Below are some records; retype all of them exactly.

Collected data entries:
— start —

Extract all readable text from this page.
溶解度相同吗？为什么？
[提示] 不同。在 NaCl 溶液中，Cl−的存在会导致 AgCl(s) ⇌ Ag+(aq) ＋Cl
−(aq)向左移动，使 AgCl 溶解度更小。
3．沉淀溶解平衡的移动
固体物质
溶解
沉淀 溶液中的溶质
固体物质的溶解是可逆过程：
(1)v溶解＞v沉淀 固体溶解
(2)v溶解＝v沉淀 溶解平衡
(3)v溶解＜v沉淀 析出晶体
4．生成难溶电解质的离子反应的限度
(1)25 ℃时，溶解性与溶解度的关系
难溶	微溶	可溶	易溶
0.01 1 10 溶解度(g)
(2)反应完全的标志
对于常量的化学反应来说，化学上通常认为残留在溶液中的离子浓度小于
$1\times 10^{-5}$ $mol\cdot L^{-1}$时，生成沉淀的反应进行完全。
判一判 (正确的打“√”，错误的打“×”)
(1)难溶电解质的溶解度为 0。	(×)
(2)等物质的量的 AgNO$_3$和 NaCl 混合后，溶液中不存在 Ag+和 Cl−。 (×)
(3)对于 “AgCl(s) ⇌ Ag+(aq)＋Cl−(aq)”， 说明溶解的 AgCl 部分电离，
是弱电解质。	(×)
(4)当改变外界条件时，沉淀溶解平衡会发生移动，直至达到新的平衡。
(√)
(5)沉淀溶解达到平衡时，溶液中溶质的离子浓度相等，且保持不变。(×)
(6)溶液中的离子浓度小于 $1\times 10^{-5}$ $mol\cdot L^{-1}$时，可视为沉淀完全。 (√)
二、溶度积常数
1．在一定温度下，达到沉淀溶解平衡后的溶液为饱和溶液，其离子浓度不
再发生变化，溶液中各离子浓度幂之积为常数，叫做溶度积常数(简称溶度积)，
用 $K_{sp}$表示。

— end —

■ **PROBLEM SOLUTION**:
Extract all readable text from this page.
溶解度相同吗？为什么？
[提示] 不同。在 NaCl 溶液中，Cl−的存在会导致 AgCl(s) ⇌ Ag+(aq) ＋Cl
−(aq)向左移动，使 AgCl 溶解度更小。
3．沉淀溶解平衡的移动
固体物质
溶解
沉淀 溶液中的溶质
固体物质的溶解是可逆过程：
(1)v溶解＞v沉淀 固体溶解
(2)v溶解＝v沉淀 溶解平衡
(3)v溶解＜v沉淀 析出晶体
4．生成难溶电解质的离子反应的限度
(1)25 ℃时，溶解性与溶解度的关系
难溶	微溶	可溶	易溶
0.01 1 10 溶解度(g)
(2)反应完全的标志
对于常量的化学反应来说，化学上通常认为残留在溶液中的离子浓度小于
$1\times 10^{-5}$ $mol\cdot L^{-1}$时，生成沉淀的反应进行完全。
判一判 (正确的打“√”，错误的打“×”)
(1)难溶电解质的溶解度为 0。	(×)
(2)等物质的量的 AgNO$_3$和 NaCl 混合后，溶液中不存在 Ag+和 Cl−。 (×)
(3)对于 “AgCl(s) ⇌ Ag+(aq)＋Cl−(aq)”， 说明溶解的 AgCl 部分电离，
是弱电解质。	(×)
(4)当改变外界条件时，沉淀溶解平衡会发生移动，直至达到新的平衡。
(√)
(5)沉淀溶解达到平衡时，溶液中溶质的离子浓度相等，且保持不变。(×)
(6)溶液中的离子浓度小于 $1\times 10^{-5}$ $mol\cdot L^{-1}$时，可视为沉淀完全。 (√)
二、溶度积常数
1．在一定温度下，达到沉淀溶解平衡后的溶液为饱和溶液，其离子浓度不
再发生变化，溶液中各离子浓度幂之积为常数，叫做溶度积常数(简称溶度积)，
用 $K_{sp}$表示。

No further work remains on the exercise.